start Data shown
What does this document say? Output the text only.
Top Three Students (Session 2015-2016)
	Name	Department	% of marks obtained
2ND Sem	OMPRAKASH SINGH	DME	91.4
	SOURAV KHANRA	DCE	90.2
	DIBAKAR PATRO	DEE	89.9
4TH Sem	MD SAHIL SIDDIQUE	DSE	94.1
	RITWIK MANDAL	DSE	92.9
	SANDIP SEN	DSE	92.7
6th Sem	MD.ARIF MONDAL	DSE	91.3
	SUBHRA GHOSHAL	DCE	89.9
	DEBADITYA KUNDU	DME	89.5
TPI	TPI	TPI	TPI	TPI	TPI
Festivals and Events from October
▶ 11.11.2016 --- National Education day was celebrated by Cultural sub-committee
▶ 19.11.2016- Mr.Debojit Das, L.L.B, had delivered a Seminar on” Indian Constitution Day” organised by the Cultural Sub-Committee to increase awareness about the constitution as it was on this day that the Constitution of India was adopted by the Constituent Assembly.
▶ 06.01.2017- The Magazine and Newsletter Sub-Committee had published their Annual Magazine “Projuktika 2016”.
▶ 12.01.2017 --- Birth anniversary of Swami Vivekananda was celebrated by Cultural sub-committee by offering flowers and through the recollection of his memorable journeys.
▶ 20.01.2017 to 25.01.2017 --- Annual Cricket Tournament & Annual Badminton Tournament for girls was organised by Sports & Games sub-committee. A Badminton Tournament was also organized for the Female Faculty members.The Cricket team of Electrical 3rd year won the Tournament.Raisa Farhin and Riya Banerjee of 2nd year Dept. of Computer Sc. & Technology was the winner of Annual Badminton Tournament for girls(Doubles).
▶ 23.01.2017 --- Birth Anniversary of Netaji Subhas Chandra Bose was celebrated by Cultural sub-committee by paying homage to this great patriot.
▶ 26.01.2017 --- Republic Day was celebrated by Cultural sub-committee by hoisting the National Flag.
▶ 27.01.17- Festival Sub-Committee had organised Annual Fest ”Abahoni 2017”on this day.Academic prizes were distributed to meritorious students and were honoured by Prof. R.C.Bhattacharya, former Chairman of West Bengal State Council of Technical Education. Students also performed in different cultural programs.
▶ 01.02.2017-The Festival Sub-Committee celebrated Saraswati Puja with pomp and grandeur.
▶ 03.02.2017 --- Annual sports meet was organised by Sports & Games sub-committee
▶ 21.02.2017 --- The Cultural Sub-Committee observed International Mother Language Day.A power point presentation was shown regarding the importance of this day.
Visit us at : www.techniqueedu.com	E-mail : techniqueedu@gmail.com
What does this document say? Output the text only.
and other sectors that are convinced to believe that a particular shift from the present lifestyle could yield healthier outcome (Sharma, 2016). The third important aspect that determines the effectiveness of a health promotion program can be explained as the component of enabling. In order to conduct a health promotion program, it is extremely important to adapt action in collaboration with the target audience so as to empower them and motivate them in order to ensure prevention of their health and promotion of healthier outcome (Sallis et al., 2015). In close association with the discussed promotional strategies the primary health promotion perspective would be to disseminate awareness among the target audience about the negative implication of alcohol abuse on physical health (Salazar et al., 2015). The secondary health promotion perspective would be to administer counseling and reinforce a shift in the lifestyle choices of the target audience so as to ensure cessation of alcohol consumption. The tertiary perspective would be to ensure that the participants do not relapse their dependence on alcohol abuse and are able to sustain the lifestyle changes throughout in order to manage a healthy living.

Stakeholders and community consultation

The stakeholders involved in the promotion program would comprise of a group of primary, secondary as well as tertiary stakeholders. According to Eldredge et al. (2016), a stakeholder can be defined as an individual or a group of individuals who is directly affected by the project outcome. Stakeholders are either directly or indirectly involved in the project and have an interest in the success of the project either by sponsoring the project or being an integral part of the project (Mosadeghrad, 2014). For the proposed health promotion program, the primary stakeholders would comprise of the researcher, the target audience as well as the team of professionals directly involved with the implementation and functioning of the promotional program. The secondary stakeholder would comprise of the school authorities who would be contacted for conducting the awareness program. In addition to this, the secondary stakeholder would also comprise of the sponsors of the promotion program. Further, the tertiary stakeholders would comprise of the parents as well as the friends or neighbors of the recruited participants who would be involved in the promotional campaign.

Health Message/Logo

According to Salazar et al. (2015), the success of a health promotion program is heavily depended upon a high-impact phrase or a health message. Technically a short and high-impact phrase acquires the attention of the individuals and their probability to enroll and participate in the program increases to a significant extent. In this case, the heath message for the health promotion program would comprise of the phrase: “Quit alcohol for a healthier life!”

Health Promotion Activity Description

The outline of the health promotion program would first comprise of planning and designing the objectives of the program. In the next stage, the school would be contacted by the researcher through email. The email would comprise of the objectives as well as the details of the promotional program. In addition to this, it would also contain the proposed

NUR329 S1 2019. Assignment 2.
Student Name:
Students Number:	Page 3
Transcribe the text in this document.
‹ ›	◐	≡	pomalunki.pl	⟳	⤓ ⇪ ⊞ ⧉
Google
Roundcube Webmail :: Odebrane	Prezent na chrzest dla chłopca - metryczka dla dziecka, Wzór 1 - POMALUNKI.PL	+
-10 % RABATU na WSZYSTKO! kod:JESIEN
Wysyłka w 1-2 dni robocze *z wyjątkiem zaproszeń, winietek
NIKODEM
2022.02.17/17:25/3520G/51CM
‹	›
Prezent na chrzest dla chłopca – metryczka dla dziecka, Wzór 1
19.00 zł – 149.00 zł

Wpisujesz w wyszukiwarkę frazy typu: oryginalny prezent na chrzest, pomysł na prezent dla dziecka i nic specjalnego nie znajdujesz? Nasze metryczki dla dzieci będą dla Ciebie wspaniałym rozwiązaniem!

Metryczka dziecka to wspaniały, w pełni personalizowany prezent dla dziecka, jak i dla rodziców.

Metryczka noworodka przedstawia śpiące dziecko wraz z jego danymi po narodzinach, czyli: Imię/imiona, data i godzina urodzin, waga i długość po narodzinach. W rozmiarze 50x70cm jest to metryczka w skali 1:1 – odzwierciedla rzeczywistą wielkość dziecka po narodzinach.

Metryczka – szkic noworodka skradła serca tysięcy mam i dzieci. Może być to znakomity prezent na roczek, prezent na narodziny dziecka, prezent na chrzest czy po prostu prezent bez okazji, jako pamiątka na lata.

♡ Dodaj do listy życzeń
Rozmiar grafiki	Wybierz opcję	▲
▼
end Data shown
What the task asks:
All of the data above should be transcribed exactly.

Result for this task:
What does this document say? Output the text only.
Top Three Students (Session 2015-2016)
	Name	Department	% of marks obtained
2ND Sem	OMPRAKASH SINGH	DME	91.4
	SOURAV KHANRA	DCE	90.2
	DIBAKAR PATRO	DEE	89.9
4TH Sem	MD SAHIL SIDDIQUE	DSE	94.1
	RITWIK MANDAL	DSE	92.9
	SANDIP SEN	DSE	92.7
6th Sem	MD.ARIF MONDAL	DSE	91.3
	SUBHRA GHOSHAL	DCE	89.9
	DEBADITYA KUNDU	DME	89.5
TPI	TPI	TPI	TPI	TPI	TPI
Festivals and Events from October
▶ 11.11.2016 --- National Education day was celebrated by Cultural sub-committee
▶ 19.11.2016- Mr.Debojit Das, L.L.B, had delivered a Seminar on” Indian Constitution Day” organised by the Cultural Sub-Committee to increase awareness about the constitution as it was on this day that the Constitution of India was adopted by the Constituent Assembly.
▶ 06.01.2017- The Magazine and Newsletter Sub-Committee had published their Annual Magazine “Projuktika 2016”.
▶ 12.01.2017 --- Birth anniversary of Swami Vivekananda was celebrated by Cultural sub-committee by offering flowers and through the recollection of his memorable journeys.
▶ 20.01.2017 to 25.01.2017 --- Annual Cricket Tournament & Annual Badminton Tournament for girls was organised by Sports & Games sub-committee. A Badminton Tournament was also organized for the Female Faculty members.The Cricket team of Electrical 3rd year won the Tournament.Raisa Farhin and Riya Banerjee of 2nd year Dept. of Computer Sc. & Technology was the winner of Annual Badminton Tournament for girls(Doubles).
▶ 23.01.2017 --- Birth Anniversary of Netaji Subhas Chandra Bose was celebrated by Cultural sub-committee by paying homage to this great patriot.
▶ 26.01.2017 --- Republic Day was celebrated by Cultural sub-committee by hoisting the National Flag.
▶ 27.01.17- Festival Sub-Committee had organised Annual Fest ”Abahoni 2017”on this day.Academic prizes were distributed to meritorious students and were honoured by Prof. R.C.Bhattacharya, former Chairman of West Bengal State Council of Technical Education. Students also performed in different cultural programs.
▶ 01.02.2017-The Festival Sub-Committee celebrated Saraswati Puja with pomp and grandeur.
▶ 03.02.2017 --- Annual sports meet was organised by Sports & Games sub-committee
▶ 21.02.2017 --- The Cultural Sub-Committee observed International Mother Language Day.A power point presentation was shown regarding the importance of this day.
Visit us at : www.techniqueedu.com	E-mail : techniqueedu@gmail.com
What does this document say? Output the text only.
and other sectors that are convinced to believe that a particular shift from the present lifestyle could yield healthier outcome (Sharma, 2016). The third important aspect that determines the effectiveness of a health promotion program can be explained as the component of enabling. In order to conduct a health promotion program, it is extremely important to adapt action in collaboration with the target audience so as to empower them and motivate them in order to ensure prevention of their health and promotion of healthier outcome (Sallis et al., 2015). In close association with the discussed promotional strategies the primary health promotion perspective would be to disseminate awareness among the target audience about the negative implication of alcohol abuse on physical health (Salazar et al., 2015). The secondary health promotion perspective would be to administer counseling and reinforce a shift in the lifestyle choices of the target audience so as to ensure cessation of alcohol consumption. The tertiary perspective would be to ensure that the participants do not relapse their dependence on alcohol abuse and are able to sustain the lifestyle changes throughout in order to manage a healthy living.

Stakeholders and community consultation

The stakeholders involved in the promotion program would comprise of a group of primary, secondary as well as tertiary stakeholders. According to Eldredge et al. (2016), a stakeholder can be defined as an individual or a group of individuals who is directly affected by the project outcome. Stakeholders are either directly or indirectly involved in the project and have an interest in the success of the project either by sponsoring the project or being an integral part of the project (Mosadeghrad, 2014). For the proposed health promotion program, the primary stakeholders would comprise of the researcher, the target audience as well as the team of professionals directly involved with the implementation and functioning of the promotional program. The secondary stakeholder would comprise of the school authorities who would be contacted for conducting the awareness program. In addition to this, the secondary stakeholder would also comprise of the sponsors of the promotion program. Further, the tertiary stakeholders would comprise of the parents as well as the friends or neighbors of the recruited participants who would be involved in the promotional campaign.

Health Message/Logo

According to Salazar et al. (2015), the success of a health promotion program is heavily depended upon a high-impact phrase or a health message. Technically a short and high-impact phrase acquires the attention of the individuals and their probability to enroll and participate in the program increases to a significant extent. In this case, the heath message for the health promotion program would comprise of the phrase: “Quit alcohol for a healthier life!”

Health Promotion Activity Description

The outline of the health promotion program would first comprise of planning and designing the objectives of the program. In the next stage, the school would be contacted by the researcher through email. The email would comprise of the objectives as well as the details of the promotional program. In addition to this, it would also contain the proposed

NUR329 S1 2019. Assignment 2.
Student Name:
Students Number:	Page 3
Transcribe the text in this document.
‹ ›	◐	≡	pomalunki.pl	⟳	⤓ ⇪ ⊞ ⧉
Google
Roundcube Webmail :: Odebrane	Prezent na chrzest dla chłopca - metryczka dla dziecka, Wzór 1 - POMALUNKI.PL	+
-10 % RABATU na WSZYSTKO! kod:JESIEN
Wysyłka w 1-2 dni robocze *z wyjątkiem zaproszeń, winietek
NIKODEM
2022.02.17/17:25/3520G/51CM
‹	›
Prezent na chrzest dla chłopca – metryczka dla dziecka, Wzór 1
19.00 zł – 149.00 zł

Wpisujesz w wyszukiwarkę frazy typu: oryginalny prezent na chrzest, pomysł na prezent dla dziecka i nic specjalnego nie znajdujesz? Nasze metryczki dla dzieci będą dla Ciebie wspaniałym rozwiązaniem!

Metryczka dziecka to wspaniały, w pełni personalizowany prezent dla dziecka, jak i dla rodziców.

Metryczka noworodka przedstawia śpiące dziecko wraz z jego danymi po narodzinach, czyli: Imię/imiona, data i godzina urodzin, waga i długość po narodzinach. W rozmiarze 50x70cm jest to metryczka w skali 1:1 – odzwierciedla rzeczywistą wielkość dziecka po narodzinach.

Metryczka – szkic noworodka skradła serca tysięcy mam i dzieci. Może być to znakomity prezent na roczek, prezent na narodziny dziecka, prezent na chrzest czy po prostu prezent bez okazji, jako pamiątka na lata.

♡ Dodaj do listy życzeń
Rozmiar grafiki	Wybierz opcję	▲
▼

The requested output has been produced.